*Document:*
Given $2^k$ random binary sequences of length $k$, how many are expected to be distinct?

87 Views Asked by At

For example, say you get a uniformly random batch of $256$ sequences of $8$ bits each, and count the number of distinct sequences (i.e. discard duplicates then count), and repeat this experiment indefinitely. In the limit, what's the ratio of distinct sequences to total sequences?

Empirically, irrespective of choice of $k$, this seems to be converging to something around $0.63214$, so as a pure guess, I'm thinking maybe $1-\frac{1}{e}$, but I'm sure someone on here will immediately know the answer to this one.

2

There are 2 best solutions below

0
On BEST ANSWER

Let $$ X_i=\cases{1&if the sequence $\ i\ $ appears amongst the $256$ drawn\\ 0&otherwise .} $$ Then the ratio you're asking for is \begin{align} E\Big(\frac{1}{256}\sum_\limits{i=0}^{255}X_i\Big)&=E\big(X_0\big)\ \ \text{(since all the $\ X_i\ $ are identically distributed)}\\ &=P\big(X_0=1\big)\\ &=1-\Big(1-\frac{1}{256}\Big)^{256}\\ &\approx0.63284\ , \end{align} which differs from $$ 1-\frac{1}{e}\approx0.63212 $$ in the fourth decimal place.

0
On

The number of copies of a given sequence will closely follow a Poisson distribution with mean $1$ because you have $256$ independent tries with probability $\frac 1{256}$. The probability of $0$ events in this distribution is $\frac 1e$, so the expected fraction of strings that are represented is $1-\frac 1e$

*Given request 1:*
According to the thread on distinct binary sequences, what value does the empirical ratio of distinct to total sequences appear to converge to, regardless of the choice of k?

*Records supplied:*

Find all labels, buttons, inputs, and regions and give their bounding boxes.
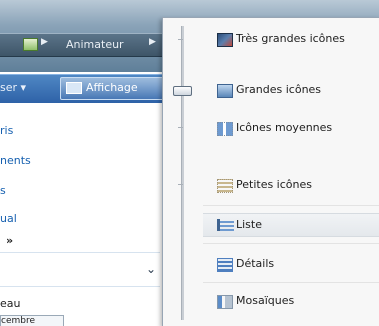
navigation-pane <box>0 103 175 325</box>
menu-item-small-icons[interactable]: Petites icônes <box>203 174 379 196</box>
divider <box>0 252 160 253</box>
organize-button[interactable]: ser ▾ <box>0 81 26 94</box>
large-icons-icon <box>217 84 233 98</box>
menu-item-label: Détails <box>236 257 275 270</box>
menu-item-details[interactable]: Détails <box>203 253 379 275</box>
nav-tab[interactable]: cembre <box>0 315 64 326</box>
list-icon <box>217 219 234 231</box>
extra-large-icons-icon <box>217 33 233 47</box>
folder-icon <box>23 38 38 51</box>
divider <box>203 205 379 206</box>
chevron-down-icon[interactable]: ⌄ <box>146 262 156 276</box>
view-slider-thumb[interactable] <box>173 86 192 96</box>
details-icon <box>217 258 233 272</box>
medium-icons-icon <box>217 122 233 136</box>
menu-item-tiles[interactable]: Mosaïques <box>203 290 379 312</box>
menu-item-label: Icônes moyennes <box>236 121 333 134</box>
menu-item-list[interactable]: Liste <box>203 213 379 237</box>
view-slider-track[interactable] <box>181 26 184 320</box>
breadcrumb-arrow-icon[interactable]: ▶ <box>149 37 156 47</box>
menu-item-extra-large-icons[interactable]: Très grandes icônes <box>203 28 379 50</box>
slider-tick <box>178 127 183 128</box>
slider-tick <box>178 39 183 40</box>
divider <box>203 282 379 283</box>
breadcrumb-arrow-icon[interactable]: ▶ <box>41 37 48 47</box>
breadcrumb-animateur[interactable]: Animateur <box>66 38 124 51</box>
view-button-label: Affichage <box>86 81 138 94</box>
view-icon <box>66 82 82 94</box>
tiles-icon <box>217 295 233 309</box>
menu-item-large-icons[interactable]: Grandes icônes <box>203 79 379 101</box>
small-icons-icon <box>217 179 233 193</box>
view-menu <box>162 17 379 326</box>
menu-item-medium-icons[interactable]: Icônes moyennes <box>203 117 379 139</box>
menu-item-label: Très grandes icônes <box>236 32 345 45</box>
menu-item-label: Grandes icônes <box>236 83 322 96</box>
slider-tick <box>178 184 183 185</box>
dropdown-arrow-icon: ▾ <box>20 81 27 94</box>
nav-link[interactable]: ual <box>0 212 17 225</box>
divider <box>0 286 160 287</box>
menu-item-label: Mosaïques <box>236 294 295 307</box>
more-links-icon[interactable]: » <box>6 234 13 247</box>
nav-item[interactable]: eau <box>0 297 20 310</box>
menu-item-label: Liste <box>236 218 262 231</box>
nav-link[interactable]: nents <box>0 154 31 167</box>
nav-link[interactable]: ris <box>0 124 13 137</box>
divider <box>203 243 379 244</box>
organize-label: ser <box>0 81 18 94</box>
nav-link[interactable]: s <box>0 184 6 197</box>
menu-item-label: Petites icônes <box>236 178 312 191</box>
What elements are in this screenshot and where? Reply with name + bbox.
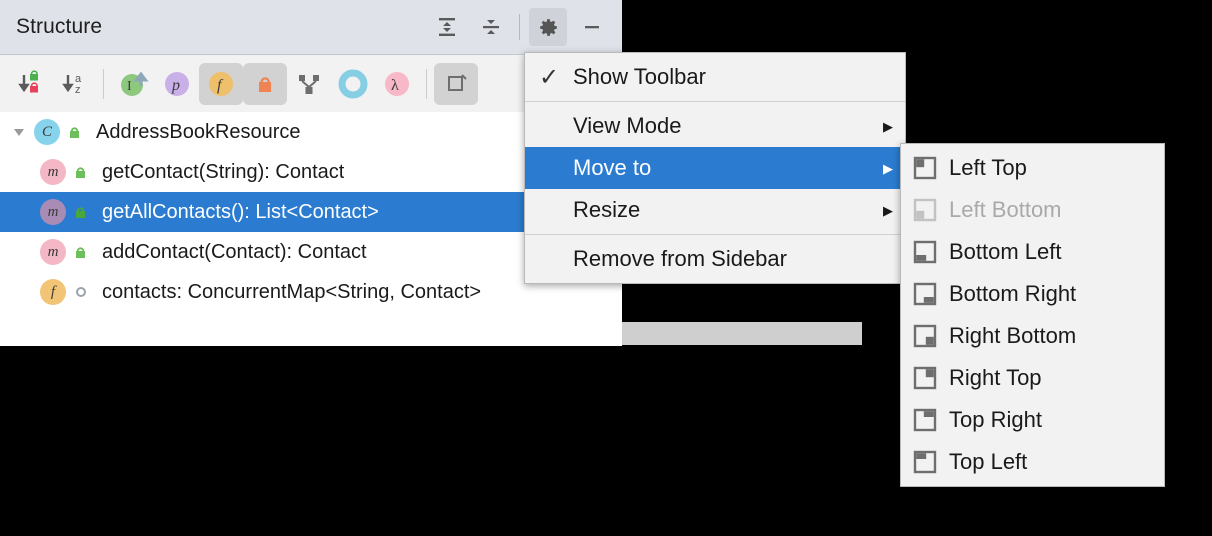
structure-header: Structure	[0, 0, 622, 55]
svg-text:I: I	[127, 79, 132, 94]
show-properties-icon[interactable]: p	[155, 63, 199, 105]
minimize-icon[interactable]	[573, 8, 611, 46]
collapse-triangle-icon[interactable]	[6, 124, 32, 140]
menu-divider	[525, 101, 905, 102]
method-icon: m	[38, 239, 68, 265]
checkmark-icon: ✓	[538, 63, 560, 91]
menu-item-label: Show Toolbar	[573, 64, 706, 89]
chevron-right-icon: ▶	[883, 118, 893, 134]
toolbar-divider-1	[103, 68, 104, 99]
submenu-item-right-top[interactable]: Right Top	[901, 357, 1164, 399]
autoscroll-icon[interactable]	[434, 62, 478, 105]
show-inherited-icon[interactable]: I	[111, 63, 155, 105]
show-anonymous-classes-icon[interactable]	[331, 63, 375, 105]
menu-item-label: View Mode	[573, 113, 682, 138]
menu-item-label: Remove from Sidebar	[573, 246, 787, 271]
show-non-public-icon[interactable]	[243, 62, 287, 105]
submenu-item-left-top[interactable]: Left Top	[901, 147, 1164, 189]
toolbar-divider-2	[426, 68, 427, 99]
submenu-item-left-bottom: Left Bottom	[901, 189, 1164, 231]
submenu-item-label: Right Top	[949, 365, 1042, 390]
public-visibility-icon	[68, 163, 94, 181]
dock-bottom-right-icon	[901, 281, 949, 307]
show-fields-icon[interactable]: f	[199, 62, 243, 105]
menu-item-remove-from-sidebar[interactable]: Remove from Sidebar	[525, 238, 905, 280]
submenu-item-label: Top Left	[949, 449, 1028, 474]
submenu-item-label: Right Bottom	[949, 323, 1077, 348]
submenu-item-top-right[interactable]: Top Right	[901, 399, 1164, 441]
options-context-menu: ✓ Show Toolbar View Mode ▶ Move to ▶ Res…	[524, 52, 906, 284]
collapse-all-icon[interactable]	[472, 8, 510, 46]
chevron-right-icon: ▶	[883, 160, 893, 176]
tree-row-label: contacts: ConcurrentMap<String, Contact>	[102, 280, 482, 303]
public-visibility-icon	[62, 123, 88, 141]
submenu-item-bottom-right[interactable]: Bottom Right	[901, 273, 1164, 315]
public-visibility-icon	[68, 243, 94, 261]
submenu-item-top-left[interactable]: Top Left	[901, 441, 1164, 483]
menu-item-show-toolbar[interactable]: ✓ Show Toolbar	[525, 56, 905, 98]
submenu-item-bottom-left[interactable]: Bottom Left	[901, 231, 1164, 273]
menu-item-move-to[interactable]: Move to ▶	[525, 147, 905, 189]
dock-bottom-left-icon	[901, 239, 949, 265]
submenu-item-label: Bottom Right	[949, 281, 1077, 306]
background-strip	[622, 322, 862, 345]
group-by-inheritance-icon[interactable]	[287, 63, 331, 105]
dock-right-bottom-icon	[901, 323, 949, 349]
menu-item-resize[interactable]: Resize ▶	[525, 189, 905, 231]
page-title: Structure	[16, 15, 103, 38]
chevron-right-icon: ▶	[883, 202, 893, 218]
tree-row-label: addContact(Contact): Contact	[102, 240, 367, 263]
menu-item-label: Resize	[573, 197, 641, 222]
dock-left-bottom-icon	[901, 197, 949, 223]
submenu-item-label: Bottom Left	[949, 239, 1062, 264]
method-icon: m	[38, 159, 68, 185]
menu-divider	[525, 234, 905, 235]
dock-top-right-icon	[901, 407, 949, 433]
menu-item-view-mode[interactable]: View Mode ▶	[525, 105, 905, 147]
lambda-glyph: λ	[391, 77, 399, 94]
sort-alphabetically-icon[interactable]: a z	[52, 63, 96, 105]
class-icon: C	[32, 119, 62, 145]
dock-left-top-icon	[901, 155, 949, 181]
sort-by-visibility-icon[interactable]	[8, 63, 52, 105]
private-visibility-icon	[68, 284, 94, 300]
dock-top-left-icon	[901, 449, 949, 475]
properties-glyph: p	[171, 77, 180, 94]
dock-right-top-icon	[901, 365, 949, 391]
tree-row-label: getAllContacts(): List<Contact>	[102, 200, 379, 223]
expand-all-icon[interactable]	[428, 8, 466, 46]
header-actions	[425, 0, 622, 54]
header-divider	[519, 14, 520, 40]
gear-icon[interactable]	[529, 8, 567, 46]
field-icon: f	[38, 279, 68, 305]
submenu-item-label: Left Top	[949, 155, 1027, 180]
svg-text:z: z	[75, 84, 81, 96]
menu-item-label: Move to	[573, 155, 652, 180]
show-lambdas-icon[interactable]: λ	[375, 63, 419, 105]
submenu-item-right-bottom[interactable]: Right Bottom	[901, 315, 1164, 357]
tree-row-label: getContact(String): Contact	[102, 160, 345, 183]
move-to-submenu: Left Top Left Bottom Bottom Left Bottom …	[900, 143, 1165, 487]
method-icon: m	[38, 199, 68, 225]
tree-row-label: AddressBookResource	[96, 120, 301, 143]
submenu-item-label: Left Bottom	[949, 197, 1062, 222]
public-visibility-icon	[68, 203, 94, 221]
submenu-item-label: Top Right	[949, 407, 1042, 432]
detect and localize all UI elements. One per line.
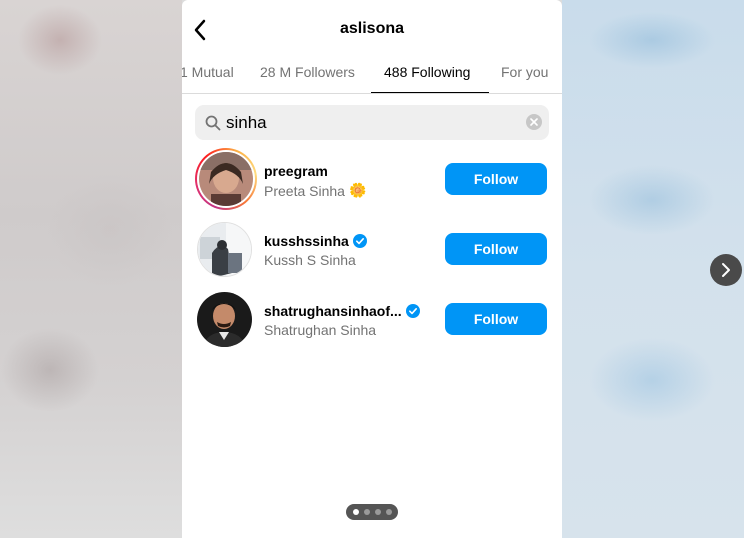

*Given request 2:*
Reproduce word for word the lines of the listing, beginning at the line that contains "navigation-pane <box>0 103 175 325</box>" and stopping after the line that contains "medium-icons-icon <box>217 122 233 136</box>", with both of those lines included.

*Exercise response 1:*
Something around 0.63214.

*Exercise response 2:*
navigation-pane <box>0 103 175 325</box>
menu-item-small-icons[interactable]: Petites icônes <box>203 174 379 196</box>
divider <box>0 252 160 253</box>
organize-button[interactable]: ser ▾ <box>0 81 26 94</box>
large-icons-icon <box>217 84 233 98</box>
menu-item-label: Détails <box>236 257 275 270</box>
menu-item-details[interactable]: Détails <box>203 253 379 275</box>
nav-tab[interactable]: cembre <box>0 315 64 326</box>
list-icon <box>217 219 234 231</box>
extra-large-icons-icon <box>217 33 233 47</box>
folder-icon <box>23 38 38 51</box>
divider <box>203 205 379 206</box>
chevron-down-icon[interactable]: ⌄ <box>146 262 156 276</box>
view-slider-thumb[interactable] <box>173 86 192 96</box>
details-icon <box>217 258 233 272</box>
medium-icons-icon <box>217 122 233 136</box>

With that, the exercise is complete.